Repeat, line for line, the entries printed below.

* **MATERIAL PROVIDED**
________________

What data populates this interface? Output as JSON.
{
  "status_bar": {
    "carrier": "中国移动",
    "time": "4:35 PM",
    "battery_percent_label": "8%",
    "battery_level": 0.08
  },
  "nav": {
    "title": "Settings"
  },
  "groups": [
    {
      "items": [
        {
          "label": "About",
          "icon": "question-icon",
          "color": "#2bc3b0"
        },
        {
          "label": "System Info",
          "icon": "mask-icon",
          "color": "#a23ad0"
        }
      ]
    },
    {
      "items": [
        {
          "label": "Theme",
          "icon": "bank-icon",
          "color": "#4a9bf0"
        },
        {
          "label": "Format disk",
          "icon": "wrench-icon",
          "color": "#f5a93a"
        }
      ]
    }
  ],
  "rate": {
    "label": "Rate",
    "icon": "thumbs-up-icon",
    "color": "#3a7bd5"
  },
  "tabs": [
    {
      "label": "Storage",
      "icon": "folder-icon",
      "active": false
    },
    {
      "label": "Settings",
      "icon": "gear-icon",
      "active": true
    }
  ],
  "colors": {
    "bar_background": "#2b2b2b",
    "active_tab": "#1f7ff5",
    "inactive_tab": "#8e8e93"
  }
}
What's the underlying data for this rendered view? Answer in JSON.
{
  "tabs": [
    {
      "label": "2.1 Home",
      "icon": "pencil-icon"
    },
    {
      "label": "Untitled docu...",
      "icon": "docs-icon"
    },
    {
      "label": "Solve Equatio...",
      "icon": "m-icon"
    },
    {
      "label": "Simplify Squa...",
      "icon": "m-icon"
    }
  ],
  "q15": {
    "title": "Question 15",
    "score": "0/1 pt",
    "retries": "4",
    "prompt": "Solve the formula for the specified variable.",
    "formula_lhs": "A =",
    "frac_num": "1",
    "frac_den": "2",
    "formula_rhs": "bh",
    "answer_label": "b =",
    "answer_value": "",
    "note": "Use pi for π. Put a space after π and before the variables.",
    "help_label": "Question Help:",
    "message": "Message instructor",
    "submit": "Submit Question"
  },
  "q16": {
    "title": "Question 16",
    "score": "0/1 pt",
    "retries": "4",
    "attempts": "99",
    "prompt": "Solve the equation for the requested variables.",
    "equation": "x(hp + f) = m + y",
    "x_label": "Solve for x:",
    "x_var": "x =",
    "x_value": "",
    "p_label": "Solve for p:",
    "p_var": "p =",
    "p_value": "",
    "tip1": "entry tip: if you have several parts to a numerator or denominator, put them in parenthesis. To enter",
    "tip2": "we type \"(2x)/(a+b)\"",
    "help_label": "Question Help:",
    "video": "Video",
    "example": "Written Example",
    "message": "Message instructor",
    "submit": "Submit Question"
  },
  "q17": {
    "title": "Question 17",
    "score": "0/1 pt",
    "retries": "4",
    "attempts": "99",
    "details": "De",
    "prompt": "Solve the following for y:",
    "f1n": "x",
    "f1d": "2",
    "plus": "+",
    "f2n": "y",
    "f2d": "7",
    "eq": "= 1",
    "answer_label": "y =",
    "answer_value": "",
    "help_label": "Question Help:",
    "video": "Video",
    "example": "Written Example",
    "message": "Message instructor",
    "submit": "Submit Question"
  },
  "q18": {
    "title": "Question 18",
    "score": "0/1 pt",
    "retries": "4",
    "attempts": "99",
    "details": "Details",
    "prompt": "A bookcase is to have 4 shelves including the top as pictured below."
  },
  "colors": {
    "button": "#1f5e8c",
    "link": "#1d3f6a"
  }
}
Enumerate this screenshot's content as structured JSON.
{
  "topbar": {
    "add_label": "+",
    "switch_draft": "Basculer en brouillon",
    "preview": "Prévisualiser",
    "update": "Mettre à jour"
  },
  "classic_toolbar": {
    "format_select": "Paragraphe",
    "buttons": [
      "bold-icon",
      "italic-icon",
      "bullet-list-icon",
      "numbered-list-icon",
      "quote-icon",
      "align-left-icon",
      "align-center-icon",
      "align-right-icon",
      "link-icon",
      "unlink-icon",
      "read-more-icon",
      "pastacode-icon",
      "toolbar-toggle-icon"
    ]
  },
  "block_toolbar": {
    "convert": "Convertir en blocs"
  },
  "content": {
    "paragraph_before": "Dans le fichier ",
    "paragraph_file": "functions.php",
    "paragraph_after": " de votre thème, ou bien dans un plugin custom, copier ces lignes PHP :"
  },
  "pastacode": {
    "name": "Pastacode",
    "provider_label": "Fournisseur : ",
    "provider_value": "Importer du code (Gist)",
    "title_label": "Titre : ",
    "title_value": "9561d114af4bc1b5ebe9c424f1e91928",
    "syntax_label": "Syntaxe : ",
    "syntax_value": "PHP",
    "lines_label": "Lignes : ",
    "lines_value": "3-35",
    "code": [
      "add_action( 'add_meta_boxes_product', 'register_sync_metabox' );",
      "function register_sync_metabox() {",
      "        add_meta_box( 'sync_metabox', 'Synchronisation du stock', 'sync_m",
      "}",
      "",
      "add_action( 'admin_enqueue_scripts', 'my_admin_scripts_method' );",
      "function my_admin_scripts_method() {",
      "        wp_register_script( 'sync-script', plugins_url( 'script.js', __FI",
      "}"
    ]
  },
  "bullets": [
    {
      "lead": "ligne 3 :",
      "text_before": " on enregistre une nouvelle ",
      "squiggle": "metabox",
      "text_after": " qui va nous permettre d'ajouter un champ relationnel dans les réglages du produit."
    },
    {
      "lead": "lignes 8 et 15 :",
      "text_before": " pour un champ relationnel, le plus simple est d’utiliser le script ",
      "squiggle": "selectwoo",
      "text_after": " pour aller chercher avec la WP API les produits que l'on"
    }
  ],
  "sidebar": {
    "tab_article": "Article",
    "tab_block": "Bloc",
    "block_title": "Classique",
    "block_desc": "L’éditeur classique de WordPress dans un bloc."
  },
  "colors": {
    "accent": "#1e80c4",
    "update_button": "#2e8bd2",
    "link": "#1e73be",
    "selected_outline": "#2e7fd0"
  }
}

________________

* **EXERCISE SOLUTION**
What data populates this interface? Output as JSON.
{
  "status_bar": {
    "carrier": "中国移动",
    "time": "4:35 PM",
    "battery_percent_label": "8%",
    "battery_level": 0.08
  },
  "nav": {
    "title": "Settings"
  },
  "groups": [
    {
      "items": [
        {
          "label": "About",
          "icon": "question-icon",
          "color": "#2bc3b0"
        },
        {
          "label": "System Info",
          "icon": "mask-icon",
          "color": "#a23ad0"
        }
      ]
    },
    {
      "items": [
        {
          "label": "Theme",
          "icon": "bank-icon",
          "color": "#4a9bf0"
        },
        {
          "label": "Format disk",
          "icon": "wrench-icon",
          "color": "#f5a93a"
        }
      ]
    }
  ],
  "rate": {
    "label": "Rate",
    "icon": "thumbs-up-icon",
    "color": "#3a7bd5"
  },
  "tabs": [
    {
      "label": "Storage",
      "icon": "folder-icon",
      "active": false
    },
    {
      "label": "Settings",
      "icon": "gear-icon",
      "active": true
    }
  ],
  "colors": {
    "bar_background": "#2b2b2b",
    "active_tab": "#1f7ff5",
    "inactive_tab": "#8e8e93"
  }
}
What's the underlying data for this rendered view? Answer in JSON.
{
  "tabs": [
    {
      "label": "2.1 Home",
      "icon": "pencil-icon"
    },
    {
      "label": "Untitled docu...",
      "icon": "docs-icon"
    },
    {
      "label": "Solve Equatio...",
      "icon": "m-icon"
    },
    {
      "label": "Simplify Squa...",
      "icon": "m-icon"
    }
  ],
  "q15": {
    "title": "Question 15",
    "score": "0/1 pt",
    "retries": "4",
    "prompt": "Solve the formula for the specified variable.",
    "formula_lhs": "A =",
    "frac_num": "1",
    "frac_den": "2",
    "formula_rhs": "bh",
    "answer_label": "b =",
    "answer_value": "",
    "note": "Use pi for π. Put a space after π and before the variables.",
    "help_label": "Question Help:",
    "message": "Message instructor",
    "submit": "Submit Question"
  },
  "q16": {
    "title": "Question 16",
    "score": "0/1 pt",
    "retries": "4",
    "attempts": "99",
    "prompt": "Solve the equation for the requested variables.",
    "equation": "x(hp + f) = m + y",
    "x_label": "Solve for x:",
    "x_var": "x =",
    "x_value": "",
    "p_label": "Solve for p:",
    "p_var": "p =",
    "p_value": "",
    "tip1": "entry tip: if you have several parts to a numerator or denominator, put them in parenthesis. To enter",
    "tip2": "we type \"(2x)/(a+b)\"",
    "help_label": "Question Help:",
    "video": "Video",
    "example": "Written Example",
    "message": "Message instructor",
    "submit": "Submit Question"
  },
  "q17": {
    "title": "Question 17",
    "score": "0/1 pt",
    "retries": "4",
    "attempts": "99",
    "details": "De",
    "prompt": "Solve the following for y:",
    "f1n": "x",
    "f1d": "2",
    "plus": "+",
    "f2n": "y",
    "f2d": "7",
    "eq": "= 1",
    "answer_label": "y =",
    "answer_value": "",
    "help_label": "Question Help:",
    "video": "Video",
    "example": "Written Example",
    "message": "Message instructor",
    "submit": "Submit Question"
  },
  "q18": {
    "title": "Question 18",
    "score": "0/1 pt",
    "retries": "4",
    "attempts": "99",
    "details": "Details",
    "prompt": "A bookcase is to have 4 shelves including the top as pictured below."
  },
  "colors": {
    "button": "#1f5e8c",
    "link": "#1d3f6a"
  }
}
Enumerate this screenshot's content as structured JSON.
{
  "topbar": {
    "add_label": "+",
    "switch_draft": "Basculer en brouillon",
    "preview": "Prévisualiser",
    "update": "Mettre à jour"
  },
  "classic_toolbar": {
    "format_select": "Paragraphe",
    "buttons": [
      "bold-icon",
      "italic-icon",
      "bullet-list-icon",
      "numbered-list-icon",
      "quote-icon",
      "align-left-icon",
      "align-center-icon",
      "align-right-icon",
      "link-icon",
      "unlink-icon",
      "read-more-icon",
      "pastacode-icon",
      "toolbar-toggle-icon"
    ]
  },
  "block_toolbar": {
    "convert": "Convertir en blocs"
  },
  "content": {
    "paragraph_before": "Dans le fichier ",
    "paragraph_file": "functions.php",
    "paragraph_after": " de votre thème, ou bien dans un plugin custom, copier ces lignes PHP :"
  },
  "pastacode": {
    "name": "Pastacode",
    "provider_label": "Fournisseur : ",
    "provider_value": "Importer du code (Gist)",
    "title_label": "Titre : ",
    "title_value": "9561d114af4bc1b5ebe9c424f1e91928",
    "syntax_label": "Syntaxe : ",
    "syntax_value": "PHP",
    "lines_label": "Lignes : ",
    "lines_value": "3-35",
    "code": [
      "add_action( 'add_meta_boxes_product', 'register_sync_metabox' );",
      "function register_sync_metabox() {",
      "        add_meta_box( 'sync_metabox', 'Synchronisation du stock', 'sync_m",
      "}",
      "",
      "add_action( 'admin_enqueue_scripts', 'my_admin_scripts_method' );",
      "function my_admin_scripts_method() {",
      "        wp_register_script( 'sync-script', plugins_url( 'script.js', __FI",
      "}"
    ]
  },
  "bullets": [
    {
      "lead": "ligne 3 :",
      "text_before": " on enregistre une nouvelle ",
      "squiggle": "metabox",
      "text_after": " qui va nous permettre d'ajouter un champ relationnel dans les réglages du produit."
    },
    {
      "lead": "lignes 8 et 15 :",
      "text_before": " pour un champ relationnel, le plus simple est d’utiliser le script ",
      "squiggle": "selectwoo",
      "text_after": " pour aller chercher avec la WP API les produits que l'on"
    }
  ],
  "sidebar": {
    "tab_article": "Article",
    "tab_block": "Bloc",
    "block_title": "Classique",
    "block_desc": "L’éditeur classique de WordPress dans un bloc."
  },
  "colors": {
    "accent": "#1e80c4",
    "update_button": "#2e8bd2",
    "link": "#1e73be",
    "selected_outline": "#2e7fd0"
  }
}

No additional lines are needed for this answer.